What you should do:
Each line containing the word "croissant" should be found and copied.

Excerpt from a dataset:
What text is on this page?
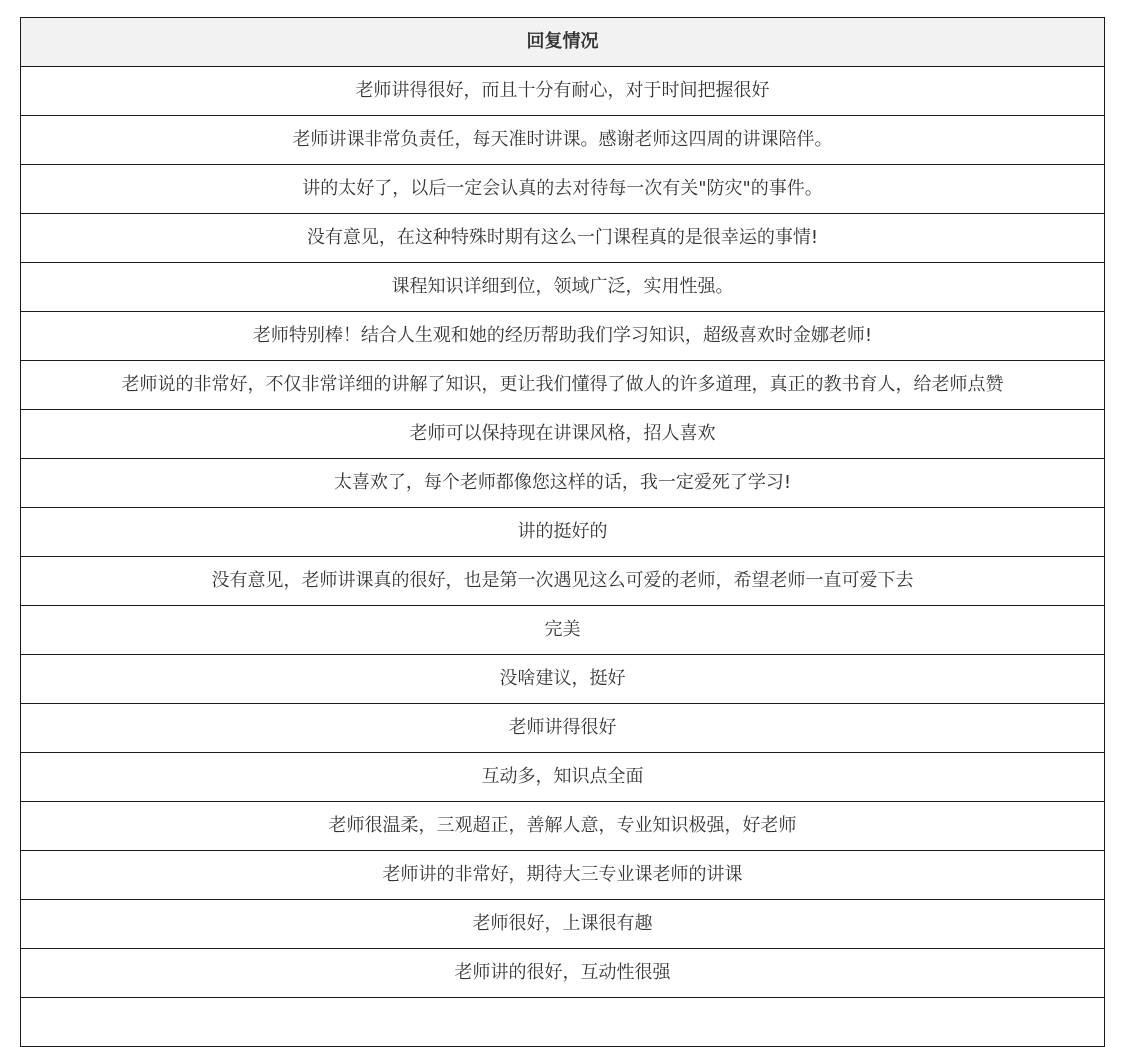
回复情况
老师讲得很好，而且十分有耐心，对于时间把握很好
老师讲课非常负责任，每天准时讲课。感谢老师这四周的讲课陪伴。
讲的太好了，以后一定会认真的去对待每一次有关"防灾"的事件。
没有意见，在这种特殊时期有这么一门课程真的是很幸运的事情!
课程知识详细到位，领域广泛，实用性强。
老师特别棒！结合人生观和她的经历帮助我们学习知识，超级喜欢时金娜老师!
老师说的非常好，不仅非常详细的讲解了知识，更让我们懂得了做人的许多道理，真正的教书育人，给老师点赞
老师可以保持现在讲课风格，招人喜欢
太喜欢了，每个老师都像您这样的话，我一定爱死了学习!
讲的挺好的
没有意见，老师讲课真的很好，也是第一次遇见这么可爱的老师，希望老师一直可爱下去
完美
没啥建议，挺好
老师讲得很好
互动多，知识点全面
老师很温柔，三观超正，善解人意，专业知识极强，好老师
老师讲的非常好，期待大三专业课老师的讲课
老师很好，上课很有趣
老师讲的很好，互动性很强
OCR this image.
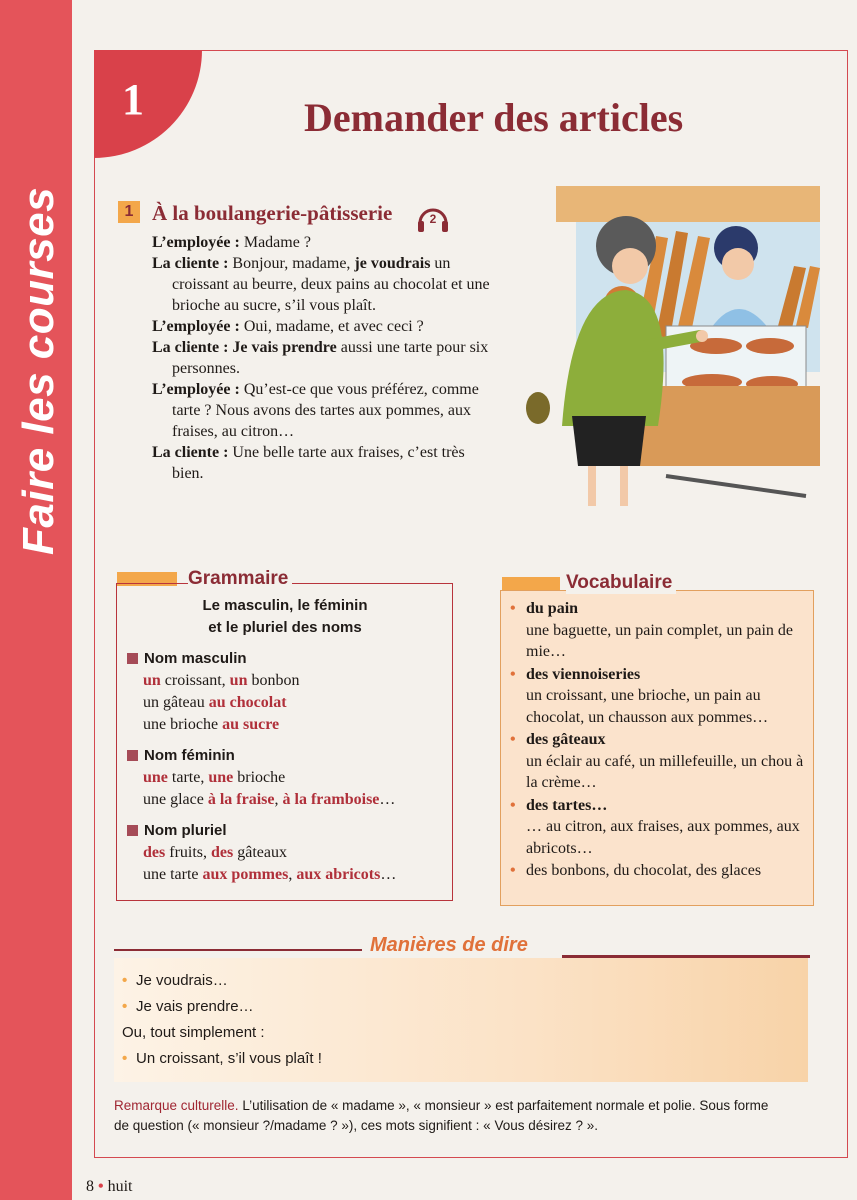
Faire les courses
1	Demander des articles
1 À la boulangerie-pâtisserie	2
L’employée : Madame ?
La cliente : Bonjour, madame, je voudrais un croissant au beurre, deux pains au chocolat et une brioche au sucre, s’il vous plaît.
L’employée : Oui, madame, et avec ceci ?
La cliente : Je vais prendre aussi une tarte pour six personnes.
L’employée : Qu’est-ce que vous préférez, comme tarte ? Nous avons des tartes aux pommes, aux fraises, au citron…
La cliente : Une belle tarte aux fraises, c’est très bien.
Grammaire
Le masculin, le féminin
et le pluriel des noms
Nom masculin
un croissant, un bonbon
un gâteau au chocolat
une brioche au sucre
Nom féminin
une tarte, une brioche
une glace à la fraise, à la framboise…
Nom pluriel
des fruits, des gâteaux
une tarte aux pommes, aux abricots…
Vocabulaire
• du pain
une baguette, un pain complet, un pain de mie…
• des viennoiseries
un croissant, une brioche, un pain au chocolat, un chausson aux pommes…
• des gâteaux
un éclair au café, un millefeuille, un chou à la crème…
• des tartes…
… au citron, aux fraises, aux pommes, aux abricots…
• des bonbons, du chocolat, des glaces
Manières de dire
• Je voudrais…
• Je vais prendre…
Ou, tout simplement :
• Un croissant, s’il vous plaît !
Remarque culturelle. L’utilisation de « madame », « monsieur » est parfaitement normale et polie. Sous forme de question (« monsieur ?/madame ? »), ces mots signifient : « Vous désirez ? ».
8 • huit
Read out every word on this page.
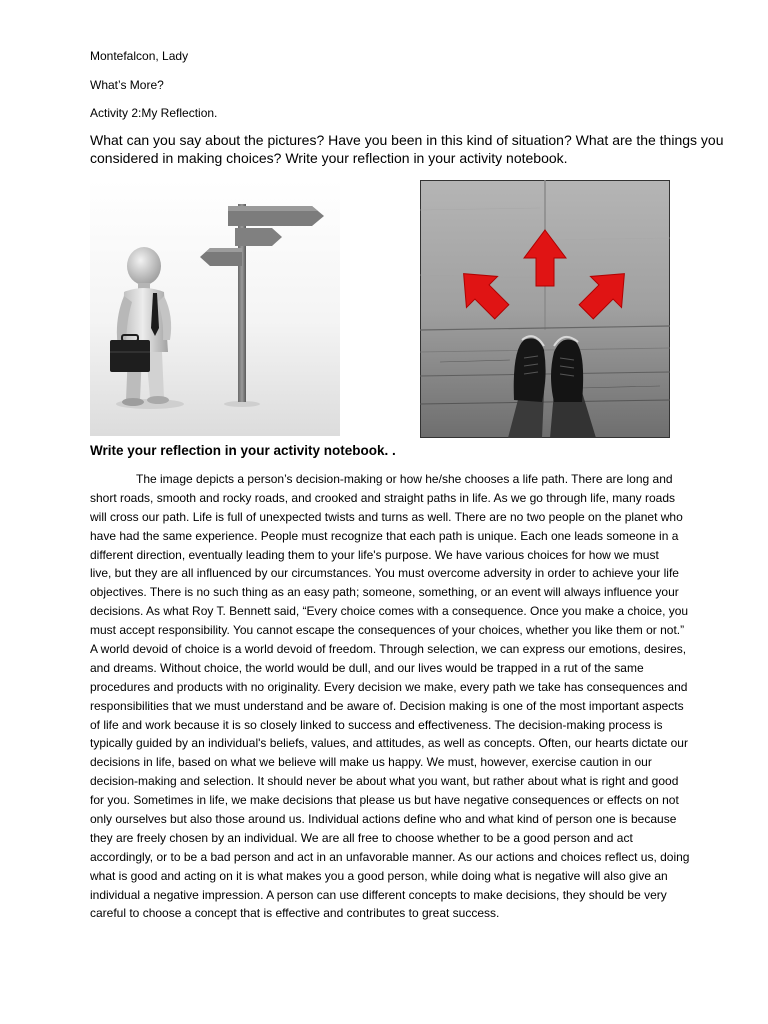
Montefalcon, Lady
What’s More?
Activity 2:My Reflection.
What can you say about the pictures? Have you been in this kind of situation? What are the things you considered in making choices? Write your reflection in your activity notebook.
Write your reflection in your activity notebook. .
The image depicts a person’s decision-making or how he/she chooses a life path. There are long and
short roads, smooth and rocky roads, and crooked and straight paths in life. As we go through life, many roads
will cross our path. Life is full of unexpected twists and turns as well. There are no two people on the planet who
have had the same experience. People must recognize that each path is unique. Each one leads someone in a
different direction, eventually leading them to your life's purpose. We have various choices for how we must
live, but they are all influenced by our circumstances. You must overcome adversity in order to achieve your life
objectives. There is no such thing as an easy path; someone, something, or an event will always influence your
decisions. As what Roy T. Bennett said, “Every choice comes with a consequence. Once you make a choice, you
must accept responsibility. You cannot escape the consequences of your choices, whether you like them or not.”
A world devoid of choice is a world devoid of freedom. Through selection, we can express our emotions, desires,
and dreams. Without choice, the world would be dull, and our lives would be trapped in a rut of the same
procedures and products with no originality. Every decision we make, every path we take has consequences and
responsibilities that we must understand and be aware of. Decision making is one of the most important aspects
of life and work because it is so closely linked to success and effectiveness. The decision-making process is
typically guided by an individual's beliefs, values, and attitudes, as well as concepts. Often, our hearts dictate our
decisions in life, based on what we believe will make us happy. We must, however, exercise caution in our
decision-making and selection. It should never be about what you want, but rather about what is right and good
for you. Sometimes in life, we make decisions that please us but have negative consequences or effects on not
only ourselves but also those around us. Individual actions define who and what kind of person one is because
they are freely chosen by an individual. We are all free to choose whether to be a good person and act
accordingly, or to be a bad person and act in an unfavorable manner. As our actions and choices reflect us, doing
what is good and acting on it is what makes you a good person, while doing what is negative will also give an
individual a negative impression. A person can use different concepts to make decisions, they should be very
careful to choose a concept that is effective and contributes to great success.
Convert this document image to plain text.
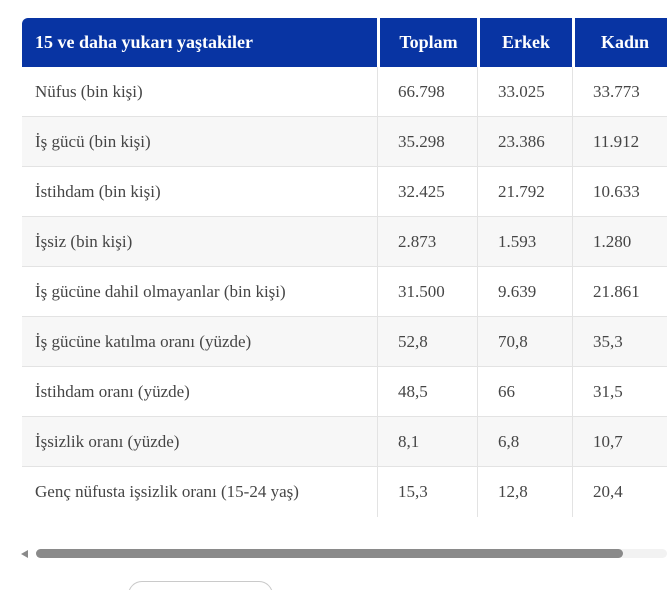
15 ve daha yukarı yaştakiler	Toplam	Erkek	Kadın
Nüfus (bin kişi)	66.798	33.025	33.773
İş gücü (bin kişi)	35.298	23.386	11.912
İstihdam (bin kişi)	32.425	21.792	10.633
İşsiz (bin kişi)	2.873	1.593	1.280
İş gücüne dahil olmayanlar (bin kişi)	31.500	9.639	21.861
İş gücüne katılma oranı (yüzde)	52,8	70,8	35,3
İstihdam oranı (yüzde)	48,5	66	31,5
İşsizlik oranı (yüzde)	8,1	6,8	10,7
Genç nüfusta işsizlik oranı (15-24 yaş)	15,3	12,8	20,4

Result for this task:
La cliente : Bonjour, madame, je voudrais un croissant au beurre, deux pains au chocolat et une brioche au sucre, s’il vous plaît.
un croissant, un bonbon
un croissant, une brioche, un pain au chocolat, un chausson aux pommes…
• Un croissant, s’il vous plaît !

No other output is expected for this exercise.